DATA ROWS →
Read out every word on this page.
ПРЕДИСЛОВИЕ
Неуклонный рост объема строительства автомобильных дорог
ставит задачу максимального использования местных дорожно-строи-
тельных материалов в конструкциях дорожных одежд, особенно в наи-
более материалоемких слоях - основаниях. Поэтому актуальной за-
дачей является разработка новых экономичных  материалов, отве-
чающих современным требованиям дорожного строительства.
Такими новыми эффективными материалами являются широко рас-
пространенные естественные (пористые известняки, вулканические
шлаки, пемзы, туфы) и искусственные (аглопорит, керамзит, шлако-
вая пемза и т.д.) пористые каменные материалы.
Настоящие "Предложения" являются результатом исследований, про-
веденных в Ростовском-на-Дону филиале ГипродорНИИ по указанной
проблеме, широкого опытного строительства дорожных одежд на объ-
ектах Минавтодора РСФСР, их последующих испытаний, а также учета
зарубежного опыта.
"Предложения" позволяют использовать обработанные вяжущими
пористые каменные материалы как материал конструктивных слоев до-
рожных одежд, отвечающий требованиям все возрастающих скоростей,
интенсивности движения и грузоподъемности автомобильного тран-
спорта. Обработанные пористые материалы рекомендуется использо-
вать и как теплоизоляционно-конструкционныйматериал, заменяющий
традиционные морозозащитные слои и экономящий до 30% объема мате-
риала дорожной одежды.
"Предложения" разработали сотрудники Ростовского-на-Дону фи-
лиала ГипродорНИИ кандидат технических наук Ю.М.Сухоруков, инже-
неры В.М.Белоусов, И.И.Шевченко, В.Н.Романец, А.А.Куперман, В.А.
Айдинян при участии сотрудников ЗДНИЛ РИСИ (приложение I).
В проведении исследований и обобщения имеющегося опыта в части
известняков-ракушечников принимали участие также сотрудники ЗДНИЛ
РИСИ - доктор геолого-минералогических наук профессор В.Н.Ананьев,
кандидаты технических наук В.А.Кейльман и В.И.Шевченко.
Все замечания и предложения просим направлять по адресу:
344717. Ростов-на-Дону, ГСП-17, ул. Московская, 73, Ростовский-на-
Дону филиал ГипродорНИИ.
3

INSTRUCTION →
For the data above, state how many lines contain "РИСИ"; the number is the whole answer.

EXPECTED OUTPUT →
2